ITEMS:

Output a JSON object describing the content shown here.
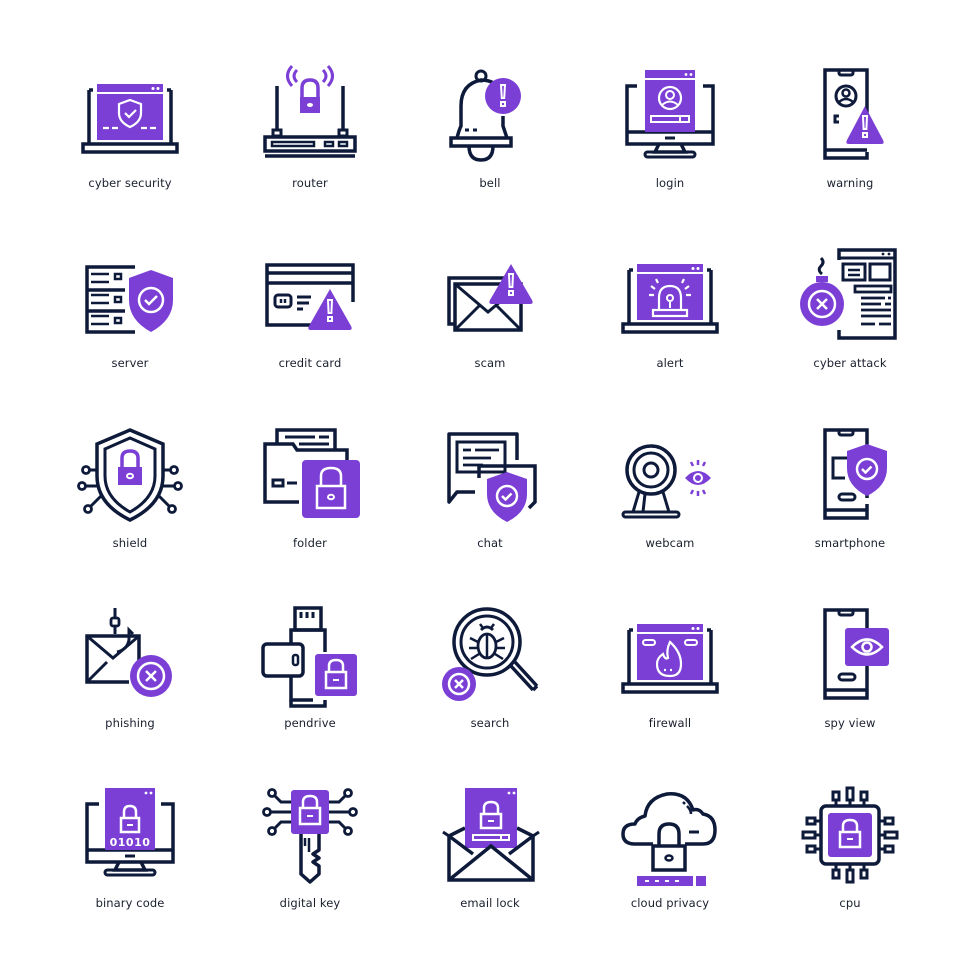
{
  "colors": {
    "accent": "#7B3FD6",
    "stroke": "#0E1A3A",
    "background": "#FFFFFF"
  },
  "icons": [
    {
      "label": "cyber security",
      "icon": "cyber-security-icon"
    },
    {
      "label": "router",
      "icon": "router-icon"
    },
    {
      "label": "bell",
      "icon": "bell-icon"
    },
    {
      "label": "login",
      "icon": "login-icon"
    },
    {
      "label": "warning",
      "icon": "warning-icon"
    },
    {
      "label": "server",
      "icon": "server-icon"
    },
    {
      "label": "credit card",
      "icon": "credit-card-icon"
    },
    {
      "label": "scam",
      "icon": "scam-icon"
    },
    {
      "label": "alert",
      "icon": "alert-icon"
    },
    {
      "label": "cyber attack",
      "icon": "cyber-attack-icon"
    },
    {
      "label": "shield",
      "icon": "shield-icon"
    },
    {
      "label": "folder",
      "icon": "folder-icon"
    },
    {
      "label": "chat",
      "icon": "chat-icon"
    },
    {
      "label": "webcam",
      "icon": "webcam-icon"
    },
    {
      "label": "smartphone",
      "icon": "smartphone-icon"
    },
    {
      "label": "phishing",
      "icon": "phishing-icon"
    },
    {
      "label": "pendrive",
      "icon": "pendrive-icon"
    },
    {
      "label": "search",
      "icon": "search-icon"
    },
    {
      "label": "firewall",
      "icon": "firewall-icon"
    },
    {
      "label": "spy view",
      "icon": "spy-view-icon"
    },
    {
      "label": "binary code",
      "icon": "binary-code-icon",
      "text": "01010"
    },
    {
      "label": "digital key",
      "icon": "digital-key-icon"
    },
    {
      "label": "email lock",
      "icon": "email-lock-icon"
    },
    {
      "label": "cloud privacy",
      "icon": "cloud-privacy-icon"
    },
    {
      "label": "cpu",
      "icon": "cpu-icon"
    }
  ]
}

WHAT YOU ARE ASKED TO DO:
Quote the full listing above word for word; exclude every picture from the copy.

WORKED ANSWER:
Output a JSON object describing the content shown here.
{
  "colors": {
    "accent": "#7B3FD6",
    "stroke": "#0E1A3A",
    "background": "#FFFFFF"
  },
  "icons": [
    {
      "label": "cyber security",
      "icon": "cyber-security-icon"
    },
    {
      "label": "router",
      "icon": "router-icon"
    },
    {
      "label": "bell",
      "icon": "bell-icon"
    },
    {
      "label": "login",
      "icon": "login-icon"
    },
    {
      "label": "warning",
      "icon": "warning-icon"
    },
    {
      "label": "server",
      "icon": "server-icon"
    },
    {
      "label": "credit card",
      "icon": "credit-card-icon"
    },
    {
      "label": "scam",
      "icon": "scam-icon"
    },
    {
      "label": "alert",
      "icon": "alert-icon"
    },
    {
      "label": "cyber attack",
      "icon": "cyber-attack-icon"
    },
    {
      "label": "shield",
      "icon": "shield-icon"
    },
    {
      "label": "folder",
      "icon": "folder-icon"
    },
    {
      "label": "chat",
      "icon": "chat-icon"
    },
    {
      "label": "webcam",
      "icon": "webcam-icon"
    },
    {
      "label": "smartphone",
      "icon": "smartphone-icon"
    },
    {
      "label": "phishing",
      "icon": "phishing-icon"
    },
    {
      "label": "pendrive",
      "icon": "pendrive-icon"
    },
    {
      "label": "search",
      "icon": "search-icon"
    },
    {
      "label": "firewall",
      "icon": "firewall-icon"
    },
    {
      "label": "spy view",
      "icon": "spy-view-icon"
    },
    {
      "label": "binary code",
      "icon": "binary-code-icon",
      "text": "01010"
    },
    {
      "label": "digital key",
      "icon": "digital-key-icon"
    },
    {
      "label": "email lock",
      "icon": "email-lock-icon"
    },
    {
      "label": "cloud privacy",
      "icon": "cloud-privacy-icon"
    },
    {
      "label": "cpu",
      "icon": "cpu-icon"
    }
  ]
}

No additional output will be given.